The request
All the data below goes into the copy word for word, but the pictures don't.

Working data
--------
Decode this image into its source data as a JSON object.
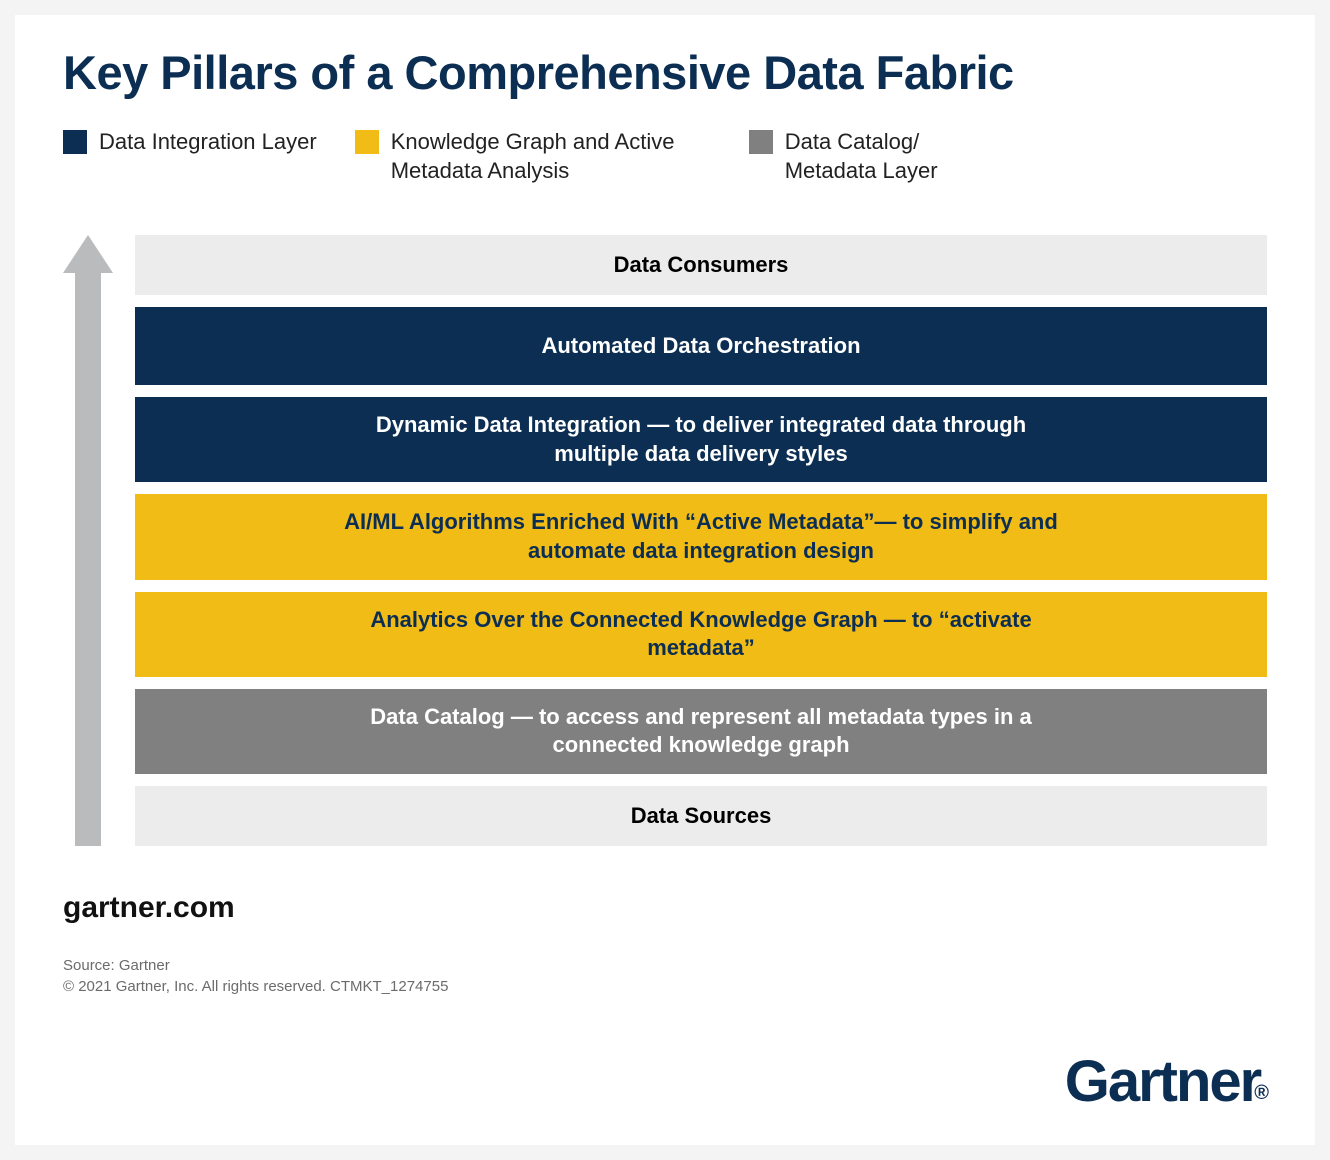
{
  "title": "Key Pillars of a Comprehensive Data Fabric",
  "colors": {
    "navy": "#0b2e52",
    "yellow": "#f2bc16",
    "gray": "#808080",
    "light_gray": "#ececec",
    "arrow_gray": "#babbbc",
    "text_dark": "#111111",
    "text_navy": "#0b2e52",
    "text_white": "#ffffff",
    "text_black": "#000000"
  },
  "legend": {
    "items": [
      {
        "label": "Data Integration Layer",
        "color": "#0b2e52"
      },
      {
        "label": "Knowledge Graph and Active Metadata Analysis",
        "color": "#f2bc16"
      },
      {
        "label": "Data Catalog/\nMetadata Layer",
        "color": "#808080"
      }
    ]
  },
  "layers": [
    {
      "label": "Data Consumers",
      "bg": "#ececec",
      "fg": "#000000",
      "size": "small"
    },
    {
      "label": "Automated Data Orchestration",
      "bg": "#0b2e52",
      "fg": "#ffffff",
      "size": "large"
    },
    {
      "label": "Dynamic Data Integration — to deliver integrated data through multiple data delivery styles",
      "bg": "#0b2e52",
      "fg": "#ffffff",
      "size": "large"
    },
    {
      "label": "AI/ML Algorithms Enriched With “Active Metadata”— to simplify and automate data integration design",
      "bg": "#f2bc16",
      "fg": "#0b2e52",
      "size": "large"
    },
    {
      "label": "Analytics Over the Connected Knowledge Graph — to “activate metadata”",
      "bg": "#f2bc16",
      "fg": "#0b2e52",
      "size": "large"
    },
    {
      "label": "Data Catalog — to access and represent all metadata types in a connected knowledge graph",
      "bg": "#808080",
      "fg": "#ffffff",
      "size": "large"
    },
    {
      "label": "Data Sources",
      "bg": "#ececec",
      "fg": "#000000",
      "size": "small"
    }
  ],
  "footer": {
    "url": "gartner.com",
    "source_line": "Source: Gartner",
    "copyright_line": "© 2021 Gartner, Inc. All rights reserved. CTMKT_1274755",
    "logo_text": "Gartner",
    "logo_suffix": "®"
  }
}
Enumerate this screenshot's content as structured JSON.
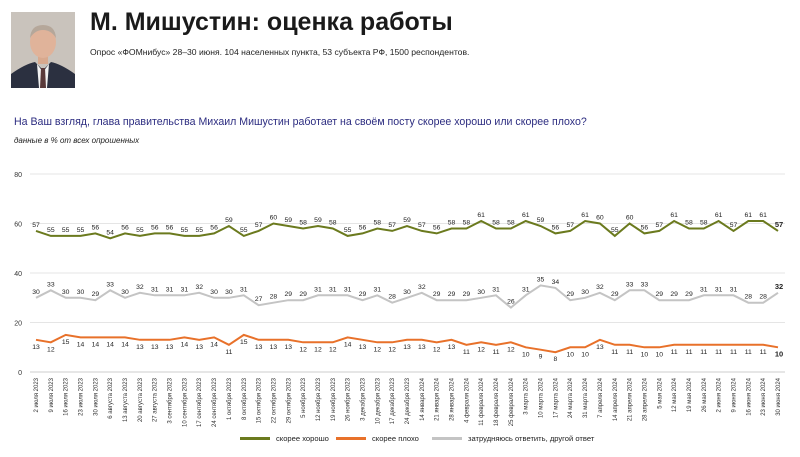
--------
Exercise response
Decode this image into its source data as a JSON object.
{
  "title": "Key Pillars of a Comprehensive Data Fabric",
  "colors": {
    "navy": "#0b2e52",
    "yellow": "#f2bc16",
    "gray": "#808080",
    "light_gray": "#ececec",
    "arrow_gray": "#babbbc",
    "text_dark": "#111111",
    "text_navy": "#0b2e52",
    "text_white": "#ffffff",
    "text_black": "#000000"
  },
  "legend": {
    "items": [
      {
        "label": "Data Integration Layer",
        "color": "#0b2e52"
      },
      {
        "label": "Knowledge Graph and Active Metadata Analysis",
        "color": "#f2bc16"
      },
      {
        "label": "Data Catalog/\nMetadata Layer",
        "color": "#808080"
      }
    ]
  },
  "layers": [
    {
      "label": "Data Consumers",
      "bg": "#ececec",
      "fg": "#000000",
      "size": "small"
    },
    {
      "label": "Automated Data Orchestration",
      "bg": "#0b2e52",
      "fg": "#ffffff",
      "size": "large"
    },
    {
      "label": "Dynamic Data Integration — to deliver integrated data through multiple data delivery styles",
      "bg": "#0b2e52",
      "fg": "#ffffff",
      "size": "large"
    },
    {
      "label": "AI/ML Algorithms Enriched With “Active Metadata”— to simplify and automate data integration design",
      "bg": "#f2bc16",
      "fg": "#0b2e52",
      "size": "large"
    },
    {
      "label": "Analytics Over the Connected Knowledge Graph — to “activate metadata”",
      "bg": "#f2bc16",
      "fg": "#0b2e52",
      "size": "large"
    },
    {
      "label": "Data Catalog — to access and represent all metadata types in a connected knowledge graph",
      "bg": "#808080",
      "fg": "#ffffff",
      "size": "large"
    },
    {
      "label": "Data Sources",
      "bg": "#ececec",
      "fg": "#000000",
      "size": "small"
    }
  ],
  "footer": {
    "url": "gartner.com",
    "source_line": "Source: Gartner",
    "copyright_line": "© 2021 Gartner, Inc. All rights reserved. CTMKT_1274755",
    "logo_text": "Gartner",
    "logo_suffix": "®"
  }
}
Enumerate this screenshot's content as structured JSON.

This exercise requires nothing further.